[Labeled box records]
....

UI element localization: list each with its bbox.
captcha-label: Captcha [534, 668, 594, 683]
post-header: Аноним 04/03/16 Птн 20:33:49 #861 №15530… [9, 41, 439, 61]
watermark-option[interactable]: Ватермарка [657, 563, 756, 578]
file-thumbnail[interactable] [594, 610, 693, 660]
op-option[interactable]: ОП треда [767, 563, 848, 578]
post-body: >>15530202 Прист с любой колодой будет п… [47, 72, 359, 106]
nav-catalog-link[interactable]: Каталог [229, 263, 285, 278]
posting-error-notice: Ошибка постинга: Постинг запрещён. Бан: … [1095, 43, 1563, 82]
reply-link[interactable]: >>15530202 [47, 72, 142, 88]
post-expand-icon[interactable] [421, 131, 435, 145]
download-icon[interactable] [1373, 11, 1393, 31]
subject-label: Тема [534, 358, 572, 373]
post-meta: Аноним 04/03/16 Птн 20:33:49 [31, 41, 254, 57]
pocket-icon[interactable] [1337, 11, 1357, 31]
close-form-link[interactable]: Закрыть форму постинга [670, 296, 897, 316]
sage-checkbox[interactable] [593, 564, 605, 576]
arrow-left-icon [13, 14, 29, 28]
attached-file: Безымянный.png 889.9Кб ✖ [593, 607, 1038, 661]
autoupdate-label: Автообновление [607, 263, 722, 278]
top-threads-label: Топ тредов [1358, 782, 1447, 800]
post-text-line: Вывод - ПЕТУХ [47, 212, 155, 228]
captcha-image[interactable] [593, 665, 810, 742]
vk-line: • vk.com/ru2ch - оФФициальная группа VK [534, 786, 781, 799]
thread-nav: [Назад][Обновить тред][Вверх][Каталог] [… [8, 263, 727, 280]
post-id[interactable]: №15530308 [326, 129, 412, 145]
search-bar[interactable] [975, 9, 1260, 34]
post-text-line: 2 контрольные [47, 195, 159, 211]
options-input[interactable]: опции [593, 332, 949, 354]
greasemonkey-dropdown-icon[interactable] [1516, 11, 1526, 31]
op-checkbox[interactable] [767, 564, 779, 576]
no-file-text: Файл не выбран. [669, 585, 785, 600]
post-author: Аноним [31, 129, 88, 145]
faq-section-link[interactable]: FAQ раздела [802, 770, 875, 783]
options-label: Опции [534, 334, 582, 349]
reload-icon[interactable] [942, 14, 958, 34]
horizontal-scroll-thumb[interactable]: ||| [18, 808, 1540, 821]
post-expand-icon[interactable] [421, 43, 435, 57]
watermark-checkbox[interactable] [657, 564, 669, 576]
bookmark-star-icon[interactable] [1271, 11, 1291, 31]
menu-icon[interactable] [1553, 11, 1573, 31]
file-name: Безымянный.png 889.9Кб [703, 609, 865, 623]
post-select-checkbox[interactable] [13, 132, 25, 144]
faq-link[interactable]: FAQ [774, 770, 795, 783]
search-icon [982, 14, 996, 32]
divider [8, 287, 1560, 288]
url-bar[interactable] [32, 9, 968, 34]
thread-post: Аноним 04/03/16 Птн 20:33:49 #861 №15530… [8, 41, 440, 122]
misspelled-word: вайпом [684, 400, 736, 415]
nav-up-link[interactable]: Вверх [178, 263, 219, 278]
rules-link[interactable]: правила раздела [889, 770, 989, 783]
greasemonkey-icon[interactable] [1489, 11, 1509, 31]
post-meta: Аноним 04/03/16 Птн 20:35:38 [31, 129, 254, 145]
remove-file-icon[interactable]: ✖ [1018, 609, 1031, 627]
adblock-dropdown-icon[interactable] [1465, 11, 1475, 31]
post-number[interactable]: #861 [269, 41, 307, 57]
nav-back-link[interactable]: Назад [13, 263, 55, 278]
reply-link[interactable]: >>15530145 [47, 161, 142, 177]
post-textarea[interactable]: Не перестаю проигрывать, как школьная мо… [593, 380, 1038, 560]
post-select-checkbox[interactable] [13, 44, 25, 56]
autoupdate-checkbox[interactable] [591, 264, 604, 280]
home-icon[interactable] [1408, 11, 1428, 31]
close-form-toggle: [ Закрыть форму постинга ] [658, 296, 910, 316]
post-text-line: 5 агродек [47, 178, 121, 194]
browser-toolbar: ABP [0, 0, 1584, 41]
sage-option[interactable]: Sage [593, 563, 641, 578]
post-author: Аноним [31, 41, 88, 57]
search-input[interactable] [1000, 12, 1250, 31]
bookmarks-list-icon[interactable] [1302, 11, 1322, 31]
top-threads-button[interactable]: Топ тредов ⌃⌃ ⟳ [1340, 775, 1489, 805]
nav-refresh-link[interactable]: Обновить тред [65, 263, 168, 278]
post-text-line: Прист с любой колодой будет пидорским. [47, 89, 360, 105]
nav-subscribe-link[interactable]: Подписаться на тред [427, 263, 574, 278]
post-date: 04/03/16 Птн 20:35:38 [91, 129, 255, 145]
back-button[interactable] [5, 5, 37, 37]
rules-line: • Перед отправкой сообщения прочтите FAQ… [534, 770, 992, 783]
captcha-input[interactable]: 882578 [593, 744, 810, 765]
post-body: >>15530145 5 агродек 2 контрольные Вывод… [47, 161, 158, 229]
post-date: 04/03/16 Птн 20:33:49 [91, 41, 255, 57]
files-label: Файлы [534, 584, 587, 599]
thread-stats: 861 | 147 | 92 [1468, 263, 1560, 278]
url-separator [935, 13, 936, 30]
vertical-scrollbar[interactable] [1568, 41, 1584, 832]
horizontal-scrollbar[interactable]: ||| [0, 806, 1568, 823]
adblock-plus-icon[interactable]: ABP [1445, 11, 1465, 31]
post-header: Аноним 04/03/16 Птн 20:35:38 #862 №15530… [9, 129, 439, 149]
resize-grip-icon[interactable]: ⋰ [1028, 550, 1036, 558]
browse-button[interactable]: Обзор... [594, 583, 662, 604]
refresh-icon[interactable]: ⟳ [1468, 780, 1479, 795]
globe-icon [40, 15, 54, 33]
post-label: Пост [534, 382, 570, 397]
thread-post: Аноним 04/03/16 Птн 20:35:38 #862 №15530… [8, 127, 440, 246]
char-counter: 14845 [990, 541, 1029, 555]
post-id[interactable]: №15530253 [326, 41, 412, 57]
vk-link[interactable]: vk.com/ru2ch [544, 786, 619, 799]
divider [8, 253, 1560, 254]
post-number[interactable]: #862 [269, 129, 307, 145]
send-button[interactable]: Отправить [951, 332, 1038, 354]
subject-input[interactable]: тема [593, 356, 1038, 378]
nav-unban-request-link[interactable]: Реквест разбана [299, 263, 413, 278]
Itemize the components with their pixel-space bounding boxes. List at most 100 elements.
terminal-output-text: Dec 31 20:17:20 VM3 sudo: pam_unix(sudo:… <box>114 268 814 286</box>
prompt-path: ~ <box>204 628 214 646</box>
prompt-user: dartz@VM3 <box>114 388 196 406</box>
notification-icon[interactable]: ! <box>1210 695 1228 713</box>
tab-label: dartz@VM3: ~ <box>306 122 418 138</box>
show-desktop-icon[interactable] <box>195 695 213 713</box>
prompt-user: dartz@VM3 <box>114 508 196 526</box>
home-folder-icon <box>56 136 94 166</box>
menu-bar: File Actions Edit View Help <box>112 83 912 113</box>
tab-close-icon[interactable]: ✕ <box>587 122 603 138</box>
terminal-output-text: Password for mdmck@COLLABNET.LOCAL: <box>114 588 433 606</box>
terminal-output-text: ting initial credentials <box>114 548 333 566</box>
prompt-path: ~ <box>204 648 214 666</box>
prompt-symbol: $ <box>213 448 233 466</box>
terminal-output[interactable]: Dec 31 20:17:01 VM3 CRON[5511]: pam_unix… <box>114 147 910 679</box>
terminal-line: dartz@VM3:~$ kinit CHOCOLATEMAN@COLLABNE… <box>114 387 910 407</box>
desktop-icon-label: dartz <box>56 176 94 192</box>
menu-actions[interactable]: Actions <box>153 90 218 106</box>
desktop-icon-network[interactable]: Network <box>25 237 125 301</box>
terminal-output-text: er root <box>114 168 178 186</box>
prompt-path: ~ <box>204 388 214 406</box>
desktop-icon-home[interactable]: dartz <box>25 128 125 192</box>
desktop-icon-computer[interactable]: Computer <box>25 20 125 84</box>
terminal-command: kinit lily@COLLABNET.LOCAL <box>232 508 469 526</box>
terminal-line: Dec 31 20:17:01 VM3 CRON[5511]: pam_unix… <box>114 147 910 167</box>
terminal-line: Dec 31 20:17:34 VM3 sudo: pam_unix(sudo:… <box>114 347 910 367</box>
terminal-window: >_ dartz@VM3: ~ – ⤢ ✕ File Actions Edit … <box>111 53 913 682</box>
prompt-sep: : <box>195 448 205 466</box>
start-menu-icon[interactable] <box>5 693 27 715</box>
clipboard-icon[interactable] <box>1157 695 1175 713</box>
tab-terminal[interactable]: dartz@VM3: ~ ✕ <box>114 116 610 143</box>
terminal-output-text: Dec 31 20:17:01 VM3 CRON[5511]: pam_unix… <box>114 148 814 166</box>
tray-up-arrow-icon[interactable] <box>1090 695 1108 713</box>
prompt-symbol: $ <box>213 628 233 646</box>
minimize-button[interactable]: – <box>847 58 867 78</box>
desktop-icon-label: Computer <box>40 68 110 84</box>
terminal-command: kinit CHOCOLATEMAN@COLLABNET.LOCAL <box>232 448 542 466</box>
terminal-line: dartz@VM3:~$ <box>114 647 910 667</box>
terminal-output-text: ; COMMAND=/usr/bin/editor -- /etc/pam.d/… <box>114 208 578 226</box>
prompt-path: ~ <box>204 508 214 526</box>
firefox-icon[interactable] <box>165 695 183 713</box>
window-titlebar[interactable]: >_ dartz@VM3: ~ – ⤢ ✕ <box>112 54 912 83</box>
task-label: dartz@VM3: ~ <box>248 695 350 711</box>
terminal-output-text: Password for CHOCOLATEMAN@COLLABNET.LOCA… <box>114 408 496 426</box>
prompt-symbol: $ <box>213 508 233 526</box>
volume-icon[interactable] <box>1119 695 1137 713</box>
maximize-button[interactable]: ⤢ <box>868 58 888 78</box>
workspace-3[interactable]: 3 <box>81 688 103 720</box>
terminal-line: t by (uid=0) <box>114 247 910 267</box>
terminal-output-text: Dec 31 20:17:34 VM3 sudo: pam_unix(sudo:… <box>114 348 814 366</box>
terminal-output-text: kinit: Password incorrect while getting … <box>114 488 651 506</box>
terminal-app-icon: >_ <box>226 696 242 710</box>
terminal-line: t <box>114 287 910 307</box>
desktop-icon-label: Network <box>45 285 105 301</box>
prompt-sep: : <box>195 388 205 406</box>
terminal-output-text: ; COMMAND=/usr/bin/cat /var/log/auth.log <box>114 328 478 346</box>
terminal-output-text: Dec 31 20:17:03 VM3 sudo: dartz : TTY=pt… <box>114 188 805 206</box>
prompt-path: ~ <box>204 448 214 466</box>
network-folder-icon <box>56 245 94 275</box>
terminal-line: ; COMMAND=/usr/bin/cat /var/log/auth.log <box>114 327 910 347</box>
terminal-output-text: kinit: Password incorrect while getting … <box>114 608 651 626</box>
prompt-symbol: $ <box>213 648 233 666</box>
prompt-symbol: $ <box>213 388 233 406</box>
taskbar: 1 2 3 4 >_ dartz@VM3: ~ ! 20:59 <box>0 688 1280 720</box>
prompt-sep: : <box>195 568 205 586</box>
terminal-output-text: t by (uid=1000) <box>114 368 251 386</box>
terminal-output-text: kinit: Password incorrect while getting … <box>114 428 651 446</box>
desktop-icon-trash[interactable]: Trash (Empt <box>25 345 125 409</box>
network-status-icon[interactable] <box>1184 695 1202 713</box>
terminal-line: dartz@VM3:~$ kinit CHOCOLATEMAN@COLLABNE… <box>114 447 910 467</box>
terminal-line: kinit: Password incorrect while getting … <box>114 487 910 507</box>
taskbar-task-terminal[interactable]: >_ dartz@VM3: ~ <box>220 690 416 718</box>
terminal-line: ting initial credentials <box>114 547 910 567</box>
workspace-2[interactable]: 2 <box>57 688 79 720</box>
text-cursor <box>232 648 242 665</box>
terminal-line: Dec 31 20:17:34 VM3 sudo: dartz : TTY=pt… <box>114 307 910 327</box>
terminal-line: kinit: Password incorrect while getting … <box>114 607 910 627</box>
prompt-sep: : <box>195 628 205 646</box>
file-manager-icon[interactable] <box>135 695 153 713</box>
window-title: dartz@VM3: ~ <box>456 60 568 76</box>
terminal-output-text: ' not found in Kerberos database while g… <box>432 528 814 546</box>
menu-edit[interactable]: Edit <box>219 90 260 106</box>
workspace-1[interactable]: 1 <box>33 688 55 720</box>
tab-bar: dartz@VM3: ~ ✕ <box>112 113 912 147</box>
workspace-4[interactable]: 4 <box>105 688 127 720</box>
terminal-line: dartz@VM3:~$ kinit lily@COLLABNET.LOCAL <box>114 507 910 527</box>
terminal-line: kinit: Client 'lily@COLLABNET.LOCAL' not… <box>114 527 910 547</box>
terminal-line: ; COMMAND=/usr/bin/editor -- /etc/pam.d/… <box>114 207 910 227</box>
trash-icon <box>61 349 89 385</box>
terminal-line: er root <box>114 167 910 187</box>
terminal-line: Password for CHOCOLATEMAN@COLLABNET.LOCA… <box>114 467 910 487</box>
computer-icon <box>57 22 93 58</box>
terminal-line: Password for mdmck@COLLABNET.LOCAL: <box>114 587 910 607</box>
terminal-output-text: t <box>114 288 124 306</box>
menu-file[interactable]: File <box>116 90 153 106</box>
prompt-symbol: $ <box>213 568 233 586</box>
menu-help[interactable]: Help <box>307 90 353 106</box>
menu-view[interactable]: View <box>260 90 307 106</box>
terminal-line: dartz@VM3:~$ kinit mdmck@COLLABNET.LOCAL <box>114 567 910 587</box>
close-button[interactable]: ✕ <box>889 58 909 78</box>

....

AIM OF THE EXERCISE -
Copy the records word for word, starting at the beginning and ending with the line that contains "options-label: Опции [534, 334, 582, 349]", with both of those lines included.

OUTPUT OF THE EXERCISE -
UI element localization: list each with its bbox.
captcha-label: Captcha [534, 668, 594, 683]
post-header: Аноним 04/03/16 Птн 20:33:49 #861 №15530… [9, 41, 439, 61]
watermark-option[interactable]: Ватермарка [657, 563, 756, 578]
file-thumbnail[interactable] [594, 610, 693, 660]
op-option[interactable]: ОП треда [767, 563, 848, 578]
post-body: >>15530202 Прист с любой колодой будет п… [47, 72, 359, 106]
nav-catalog-link[interactable]: Каталог [229, 263, 285, 278]
posting-error-notice: Ошибка постинга: Постинг запрещён. Бан: … [1095, 43, 1563, 82]
reply-link[interactable]: >>15530202 [47, 72, 142, 88]
post-expand-icon[interactable] [421, 131, 435, 145]
download-icon[interactable] [1373, 11, 1393, 31]
subject-label: Тема [534, 358, 572, 373]
post-meta: Аноним 04/03/16 Птн 20:33:49 [31, 41, 254, 57]
pocket-icon[interactable] [1337, 11, 1357, 31]
close-form-link[interactable]: Закрыть форму постинга [670, 296, 897, 316]
sage-checkbox[interactable] [593, 564, 605, 576]
arrow-left-icon [13, 14, 29, 28]
attached-file: Безымянный.png 889.9Кб ✖ [593, 607, 1038, 661]
autoupdate-label: Автообновление [607, 263, 722, 278]
top-threads-label: Топ тредов [1358, 782, 1447, 800]
post-text-line: Вывод - ПЕТУХ [47, 212, 155, 228]
captcha-image[interactable] [593, 665, 810, 742]
vk-line: • vk.com/ru2ch - оФФициальная группа VK [534, 786, 781, 799]
thread-nav: [Назад][Обновить тред][Вверх][Каталог] [… [8, 263, 727, 280]
post-id[interactable]: №15530308 [326, 129, 412, 145]
search-bar[interactable] [975, 9, 1260, 34]
post-text-line: 2 контрольные [47, 195, 159, 211]
options-input[interactable]: опции [593, 332, 949, 354]
greasemonkey-dropdown-icon[interactable] [1516, 11, 1526, 31]
op-checkbox[interactable] [767, 564, 779, 576]
no-file-text: Файл не выбран. [669, 585, 785, 600]
post-author: Аноним [31, 129, 88, 145]
faq-section-link[interactable]: FAQ раздела [802, 770, 875, 783]
options-label: Опции [534, 334, 582, 349]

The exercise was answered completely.